» **Given exercise**
Pull out every line below that holds the word "screenshot".

» **The input**
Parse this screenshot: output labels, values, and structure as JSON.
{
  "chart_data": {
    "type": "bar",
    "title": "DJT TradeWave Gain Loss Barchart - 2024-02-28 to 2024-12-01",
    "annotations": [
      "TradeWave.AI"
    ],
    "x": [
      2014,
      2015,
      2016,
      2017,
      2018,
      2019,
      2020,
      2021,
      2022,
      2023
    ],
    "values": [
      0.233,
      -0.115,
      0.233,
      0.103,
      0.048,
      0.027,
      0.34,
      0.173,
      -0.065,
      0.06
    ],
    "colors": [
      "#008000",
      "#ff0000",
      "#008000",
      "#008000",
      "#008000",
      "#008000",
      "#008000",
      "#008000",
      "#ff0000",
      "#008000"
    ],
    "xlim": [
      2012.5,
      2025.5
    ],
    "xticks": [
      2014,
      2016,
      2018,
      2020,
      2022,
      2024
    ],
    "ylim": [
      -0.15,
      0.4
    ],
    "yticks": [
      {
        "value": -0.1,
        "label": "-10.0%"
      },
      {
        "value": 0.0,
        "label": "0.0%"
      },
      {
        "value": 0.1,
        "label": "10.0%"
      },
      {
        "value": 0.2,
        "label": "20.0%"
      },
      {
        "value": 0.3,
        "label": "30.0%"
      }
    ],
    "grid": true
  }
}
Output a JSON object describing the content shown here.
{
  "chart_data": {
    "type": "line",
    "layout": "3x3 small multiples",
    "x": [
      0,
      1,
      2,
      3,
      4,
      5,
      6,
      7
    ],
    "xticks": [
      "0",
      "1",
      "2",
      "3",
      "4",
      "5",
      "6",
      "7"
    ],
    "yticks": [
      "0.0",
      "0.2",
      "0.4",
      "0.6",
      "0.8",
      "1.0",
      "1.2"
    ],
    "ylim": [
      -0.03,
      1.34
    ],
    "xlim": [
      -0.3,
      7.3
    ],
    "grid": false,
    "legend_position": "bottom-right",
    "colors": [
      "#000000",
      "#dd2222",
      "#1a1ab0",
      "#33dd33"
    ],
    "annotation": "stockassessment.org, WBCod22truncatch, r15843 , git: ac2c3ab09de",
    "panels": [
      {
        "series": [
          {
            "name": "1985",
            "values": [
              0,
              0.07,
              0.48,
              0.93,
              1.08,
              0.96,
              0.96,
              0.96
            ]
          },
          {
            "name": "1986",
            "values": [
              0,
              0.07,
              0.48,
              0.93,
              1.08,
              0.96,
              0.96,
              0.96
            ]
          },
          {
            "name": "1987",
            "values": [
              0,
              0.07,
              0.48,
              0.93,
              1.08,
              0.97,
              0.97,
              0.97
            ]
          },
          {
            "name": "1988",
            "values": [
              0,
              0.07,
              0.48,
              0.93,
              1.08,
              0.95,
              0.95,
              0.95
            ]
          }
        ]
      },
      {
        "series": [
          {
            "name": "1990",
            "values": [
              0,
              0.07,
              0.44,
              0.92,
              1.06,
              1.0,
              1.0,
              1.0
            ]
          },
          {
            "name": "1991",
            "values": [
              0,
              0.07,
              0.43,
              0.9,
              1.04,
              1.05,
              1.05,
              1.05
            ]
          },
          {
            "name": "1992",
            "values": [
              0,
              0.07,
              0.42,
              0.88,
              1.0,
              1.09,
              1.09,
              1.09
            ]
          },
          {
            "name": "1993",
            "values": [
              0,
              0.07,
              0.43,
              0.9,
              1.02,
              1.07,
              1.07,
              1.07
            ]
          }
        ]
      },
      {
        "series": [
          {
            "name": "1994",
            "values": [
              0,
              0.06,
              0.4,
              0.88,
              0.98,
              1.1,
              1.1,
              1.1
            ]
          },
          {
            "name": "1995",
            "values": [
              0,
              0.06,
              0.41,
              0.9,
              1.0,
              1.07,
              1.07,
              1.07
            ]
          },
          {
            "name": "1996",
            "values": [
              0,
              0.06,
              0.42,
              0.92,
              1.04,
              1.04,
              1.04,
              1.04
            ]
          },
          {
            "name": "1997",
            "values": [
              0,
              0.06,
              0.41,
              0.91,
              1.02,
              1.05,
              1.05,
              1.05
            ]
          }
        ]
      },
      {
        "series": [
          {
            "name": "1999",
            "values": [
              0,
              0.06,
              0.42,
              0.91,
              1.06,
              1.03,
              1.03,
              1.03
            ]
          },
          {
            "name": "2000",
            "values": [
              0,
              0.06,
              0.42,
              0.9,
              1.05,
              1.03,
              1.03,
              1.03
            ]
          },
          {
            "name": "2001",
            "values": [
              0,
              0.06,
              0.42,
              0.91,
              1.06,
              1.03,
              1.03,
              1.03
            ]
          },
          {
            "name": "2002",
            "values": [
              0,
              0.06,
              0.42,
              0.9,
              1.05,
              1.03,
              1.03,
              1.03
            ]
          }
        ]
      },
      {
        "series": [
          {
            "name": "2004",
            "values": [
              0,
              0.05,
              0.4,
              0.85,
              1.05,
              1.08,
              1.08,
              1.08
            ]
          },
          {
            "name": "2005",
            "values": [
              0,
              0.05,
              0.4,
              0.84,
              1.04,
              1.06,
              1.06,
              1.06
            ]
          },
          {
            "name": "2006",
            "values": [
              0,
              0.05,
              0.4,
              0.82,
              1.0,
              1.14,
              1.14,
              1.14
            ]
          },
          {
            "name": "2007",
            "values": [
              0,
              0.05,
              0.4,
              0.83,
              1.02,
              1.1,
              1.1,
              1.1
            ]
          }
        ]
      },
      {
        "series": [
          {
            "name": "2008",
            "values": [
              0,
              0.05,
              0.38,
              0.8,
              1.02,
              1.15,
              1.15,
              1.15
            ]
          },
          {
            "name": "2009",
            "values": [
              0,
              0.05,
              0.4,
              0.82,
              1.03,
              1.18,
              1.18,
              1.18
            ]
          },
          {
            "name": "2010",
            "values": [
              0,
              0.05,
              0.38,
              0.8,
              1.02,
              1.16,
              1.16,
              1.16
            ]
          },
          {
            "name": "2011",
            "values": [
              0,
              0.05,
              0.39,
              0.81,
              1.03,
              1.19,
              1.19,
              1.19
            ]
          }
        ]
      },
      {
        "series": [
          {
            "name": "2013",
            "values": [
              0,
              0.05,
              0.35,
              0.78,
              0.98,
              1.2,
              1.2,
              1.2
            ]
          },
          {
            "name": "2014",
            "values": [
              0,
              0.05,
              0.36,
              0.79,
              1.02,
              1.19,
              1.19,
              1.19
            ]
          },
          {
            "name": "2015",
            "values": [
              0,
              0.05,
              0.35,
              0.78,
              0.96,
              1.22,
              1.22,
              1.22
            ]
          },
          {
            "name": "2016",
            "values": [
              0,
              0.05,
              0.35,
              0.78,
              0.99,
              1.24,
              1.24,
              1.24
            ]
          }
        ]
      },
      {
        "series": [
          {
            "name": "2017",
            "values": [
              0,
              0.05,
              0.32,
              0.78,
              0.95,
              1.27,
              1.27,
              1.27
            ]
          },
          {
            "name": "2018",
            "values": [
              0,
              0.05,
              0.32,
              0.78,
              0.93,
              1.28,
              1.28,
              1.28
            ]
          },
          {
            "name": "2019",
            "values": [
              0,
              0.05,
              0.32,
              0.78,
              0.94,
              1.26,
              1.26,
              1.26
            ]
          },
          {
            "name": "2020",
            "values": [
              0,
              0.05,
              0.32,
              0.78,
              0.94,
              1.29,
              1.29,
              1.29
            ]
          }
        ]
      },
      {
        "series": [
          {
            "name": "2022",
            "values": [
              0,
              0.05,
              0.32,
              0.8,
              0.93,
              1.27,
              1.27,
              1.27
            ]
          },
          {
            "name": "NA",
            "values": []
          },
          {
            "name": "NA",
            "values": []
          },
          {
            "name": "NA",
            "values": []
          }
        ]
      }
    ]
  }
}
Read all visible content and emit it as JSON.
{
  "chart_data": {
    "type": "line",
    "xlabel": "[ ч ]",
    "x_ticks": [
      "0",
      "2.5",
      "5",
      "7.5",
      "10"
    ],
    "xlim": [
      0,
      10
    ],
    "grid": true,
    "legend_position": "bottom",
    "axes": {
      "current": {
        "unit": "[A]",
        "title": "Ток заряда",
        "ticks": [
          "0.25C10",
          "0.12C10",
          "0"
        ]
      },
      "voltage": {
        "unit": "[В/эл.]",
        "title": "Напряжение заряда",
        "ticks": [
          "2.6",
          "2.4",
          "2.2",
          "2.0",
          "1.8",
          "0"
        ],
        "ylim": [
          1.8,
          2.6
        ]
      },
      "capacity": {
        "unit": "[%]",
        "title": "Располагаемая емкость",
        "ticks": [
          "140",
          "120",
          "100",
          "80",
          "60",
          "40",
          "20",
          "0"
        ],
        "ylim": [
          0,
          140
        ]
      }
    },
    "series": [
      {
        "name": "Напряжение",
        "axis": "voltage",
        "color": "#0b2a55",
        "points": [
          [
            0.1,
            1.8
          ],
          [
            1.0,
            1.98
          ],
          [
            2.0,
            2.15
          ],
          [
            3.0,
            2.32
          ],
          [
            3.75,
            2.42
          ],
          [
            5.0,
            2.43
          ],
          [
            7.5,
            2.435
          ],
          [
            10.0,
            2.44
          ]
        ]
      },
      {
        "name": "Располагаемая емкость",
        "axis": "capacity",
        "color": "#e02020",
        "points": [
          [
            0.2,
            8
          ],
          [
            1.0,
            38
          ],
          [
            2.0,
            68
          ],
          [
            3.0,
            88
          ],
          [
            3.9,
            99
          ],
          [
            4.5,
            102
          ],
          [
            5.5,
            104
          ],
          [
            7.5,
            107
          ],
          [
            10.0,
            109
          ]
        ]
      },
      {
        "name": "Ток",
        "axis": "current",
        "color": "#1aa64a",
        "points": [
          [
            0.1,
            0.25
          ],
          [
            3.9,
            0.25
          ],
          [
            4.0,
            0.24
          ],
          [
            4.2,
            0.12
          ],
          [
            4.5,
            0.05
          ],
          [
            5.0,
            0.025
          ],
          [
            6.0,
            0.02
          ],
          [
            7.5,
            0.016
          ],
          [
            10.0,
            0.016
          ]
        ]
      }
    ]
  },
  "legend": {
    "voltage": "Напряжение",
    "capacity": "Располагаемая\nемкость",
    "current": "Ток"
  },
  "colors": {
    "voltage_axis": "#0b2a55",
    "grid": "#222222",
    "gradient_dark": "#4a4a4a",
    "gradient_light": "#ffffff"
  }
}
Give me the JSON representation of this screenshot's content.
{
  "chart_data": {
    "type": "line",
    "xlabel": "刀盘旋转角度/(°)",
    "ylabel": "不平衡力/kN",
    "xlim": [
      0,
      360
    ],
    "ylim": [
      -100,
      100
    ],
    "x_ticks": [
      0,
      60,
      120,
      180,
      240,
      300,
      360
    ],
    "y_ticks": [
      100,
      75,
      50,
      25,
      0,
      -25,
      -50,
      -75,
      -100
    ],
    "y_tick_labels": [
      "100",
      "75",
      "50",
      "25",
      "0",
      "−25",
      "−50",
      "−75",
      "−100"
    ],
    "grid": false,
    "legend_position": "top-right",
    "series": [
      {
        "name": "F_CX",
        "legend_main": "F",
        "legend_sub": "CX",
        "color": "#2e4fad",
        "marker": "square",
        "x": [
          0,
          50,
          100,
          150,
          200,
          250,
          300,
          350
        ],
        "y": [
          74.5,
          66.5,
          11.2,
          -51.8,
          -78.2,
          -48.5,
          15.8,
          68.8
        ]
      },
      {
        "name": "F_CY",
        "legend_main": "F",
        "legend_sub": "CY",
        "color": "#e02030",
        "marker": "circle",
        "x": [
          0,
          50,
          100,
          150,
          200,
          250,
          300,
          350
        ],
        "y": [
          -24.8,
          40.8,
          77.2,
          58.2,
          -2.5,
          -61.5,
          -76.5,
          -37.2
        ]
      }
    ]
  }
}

» **Task result**
Parse this screenshot: output labels, values, and structure as JSON.
Give me the JSON representation of this screenshot's content.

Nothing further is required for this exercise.